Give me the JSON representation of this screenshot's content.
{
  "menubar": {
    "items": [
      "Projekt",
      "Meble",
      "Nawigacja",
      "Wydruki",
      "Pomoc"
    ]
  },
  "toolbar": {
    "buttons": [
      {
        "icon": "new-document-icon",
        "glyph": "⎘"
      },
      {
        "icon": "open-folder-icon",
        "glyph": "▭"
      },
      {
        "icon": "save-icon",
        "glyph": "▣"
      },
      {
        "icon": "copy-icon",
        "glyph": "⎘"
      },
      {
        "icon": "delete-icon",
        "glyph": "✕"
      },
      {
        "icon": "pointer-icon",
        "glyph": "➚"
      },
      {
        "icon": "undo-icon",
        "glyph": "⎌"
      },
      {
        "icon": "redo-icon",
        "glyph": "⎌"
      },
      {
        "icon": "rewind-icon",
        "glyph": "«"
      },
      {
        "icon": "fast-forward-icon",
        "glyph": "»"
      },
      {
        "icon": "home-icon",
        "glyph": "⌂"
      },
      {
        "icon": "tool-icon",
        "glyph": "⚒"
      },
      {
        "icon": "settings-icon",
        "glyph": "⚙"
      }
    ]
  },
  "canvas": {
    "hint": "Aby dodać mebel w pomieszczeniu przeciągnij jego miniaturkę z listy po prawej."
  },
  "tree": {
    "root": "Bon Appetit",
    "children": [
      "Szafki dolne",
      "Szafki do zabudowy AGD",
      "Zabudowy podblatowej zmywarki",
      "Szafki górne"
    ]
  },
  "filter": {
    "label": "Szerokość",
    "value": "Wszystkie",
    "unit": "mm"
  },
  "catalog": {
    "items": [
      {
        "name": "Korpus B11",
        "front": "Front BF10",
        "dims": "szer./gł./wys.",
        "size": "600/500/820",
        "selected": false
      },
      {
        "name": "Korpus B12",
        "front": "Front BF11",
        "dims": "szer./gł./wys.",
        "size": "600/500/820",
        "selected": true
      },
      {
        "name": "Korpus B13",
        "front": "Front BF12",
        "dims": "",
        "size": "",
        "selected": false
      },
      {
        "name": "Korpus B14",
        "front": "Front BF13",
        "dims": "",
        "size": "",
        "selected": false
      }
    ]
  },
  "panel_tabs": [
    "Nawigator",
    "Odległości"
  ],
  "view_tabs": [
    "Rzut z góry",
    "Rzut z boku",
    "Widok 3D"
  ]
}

....

PROMPT:
Make an exact copy of every entry.

THE COMPLETED TASK:
Give me the JSON representation of this screenshot's content.
{
  "menubar": {
    "items": [
      "Projekt",
      "Meble",
      "Nawigacja",
      "Wydruki",
      "Pomoc"
    ]
  },
  "toolbar": {
    "buttons": [
      {
        "icon": "new-document-icon",
        "glyph": "⎘"
      },
      {
        "icon": "open-folder-icon",
        "glyph": "▭"
      },
      {
        "icon": "save-icon",
        "glyph": "▣"
      },
      {
        "icon": "copy-icon",
        "glyph": "⎘"
      },
      {
        "icon": "delete-icon",
        "glyph": "✕"
      },
      {
        "icon": "pointer-icon",
        "glyph": "➚"
      },
      {
        "icon": "undo-icon",
        "glyph": "⎌"
      },
      {
        "icon": "redo-icon",
        "glyph": "⎌"
      },
      {
        "icon": "rewind-icon",
        "glyph": "«"
      },
      {
        "icon": "fast-forward-icon",
        "glyph": "»"
      },
      {
        "icon": "home-icon",
        "glyph": "⌂"
      },
      {
        "icon": "tool-icon",
        "glyph": "⚒"
      },
      {
        "icon": "settings-icon",
        "glyph": "⚙"
      }
    ]
  },
  "canvas": {
    "hint": "Aby dodać mebel w pomieszczeniu przeciągnij jego miniaturkę z listy po prawej."
  },
  "tree": {
    "root": "Bon Appetit",
    "children": [
      "Szafki dolne",
      "Szafki do zabudowy AGD",
      "Zabudowy podblatowej zmywarki",
      "Szafki górne"
    ]
  },
  "filter": {
    "label": "Szerokość",
    "value": "Wszystkie",
    "unit": "mm"
  },
  "catalog": {
    "items": [
      {
        "name": "Korpus B11",
        "front": "Front BF10",
        "dims": "szer./gł./wys.",
        "size": "600/500/820",
        "selected": false
      },
      {
        "name": "Korpus B12",
        "front": "Front BF11",
        "dims": "szer./gł./wys.",
        "size": "600/500/820",
        "selected": true
      },
      {
        "name": "Korpus B13",
        "front": "Front BF12",
        "dims": "",
        "size": "",
        "selected": false
      },
      {
        "name": "Korpus B14",
        "front": "Front BF13",
        "dims": "",
        "size": "",
        "selected": false
      }
    ]
  },
  "panel_tabs": [
    "Nawigator",
    "Odległości"
  ],
  "view_tabs": [
    "Rzut z góry",
    "Rzut z boku",
    "Widok 3D"
  ]
}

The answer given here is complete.